Provided entries:
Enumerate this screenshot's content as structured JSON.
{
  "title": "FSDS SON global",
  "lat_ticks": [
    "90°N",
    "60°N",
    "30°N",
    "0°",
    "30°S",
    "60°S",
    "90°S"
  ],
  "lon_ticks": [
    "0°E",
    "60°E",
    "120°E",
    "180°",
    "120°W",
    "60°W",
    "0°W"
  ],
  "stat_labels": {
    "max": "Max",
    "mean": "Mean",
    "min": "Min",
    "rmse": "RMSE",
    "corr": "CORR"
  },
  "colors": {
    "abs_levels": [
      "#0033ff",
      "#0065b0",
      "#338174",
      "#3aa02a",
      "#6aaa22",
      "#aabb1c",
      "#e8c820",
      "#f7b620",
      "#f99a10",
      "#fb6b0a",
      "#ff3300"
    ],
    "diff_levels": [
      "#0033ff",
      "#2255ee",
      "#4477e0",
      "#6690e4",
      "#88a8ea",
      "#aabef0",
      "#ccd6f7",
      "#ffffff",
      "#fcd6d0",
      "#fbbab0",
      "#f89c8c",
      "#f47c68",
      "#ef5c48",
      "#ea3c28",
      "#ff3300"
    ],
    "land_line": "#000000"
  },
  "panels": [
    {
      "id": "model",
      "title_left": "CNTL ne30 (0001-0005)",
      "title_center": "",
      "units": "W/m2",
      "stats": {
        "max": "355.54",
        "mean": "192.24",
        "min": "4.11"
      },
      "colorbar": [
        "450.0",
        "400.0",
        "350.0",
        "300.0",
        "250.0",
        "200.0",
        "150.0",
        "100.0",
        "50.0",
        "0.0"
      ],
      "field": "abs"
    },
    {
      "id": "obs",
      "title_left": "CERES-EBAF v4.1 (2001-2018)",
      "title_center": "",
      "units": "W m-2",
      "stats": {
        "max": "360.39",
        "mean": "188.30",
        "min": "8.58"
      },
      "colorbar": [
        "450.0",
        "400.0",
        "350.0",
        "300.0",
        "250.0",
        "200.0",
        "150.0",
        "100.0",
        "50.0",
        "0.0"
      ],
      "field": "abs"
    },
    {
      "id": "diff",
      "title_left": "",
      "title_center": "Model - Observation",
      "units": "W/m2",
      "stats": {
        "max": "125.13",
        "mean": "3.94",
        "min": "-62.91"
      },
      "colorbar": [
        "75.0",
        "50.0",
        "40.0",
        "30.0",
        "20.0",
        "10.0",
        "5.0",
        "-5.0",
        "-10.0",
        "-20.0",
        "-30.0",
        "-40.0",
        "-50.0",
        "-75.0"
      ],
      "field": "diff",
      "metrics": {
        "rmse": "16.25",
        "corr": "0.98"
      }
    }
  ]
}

What you need to do: State the number of lines in the records that include "mean", and write nothing else.

The result: 4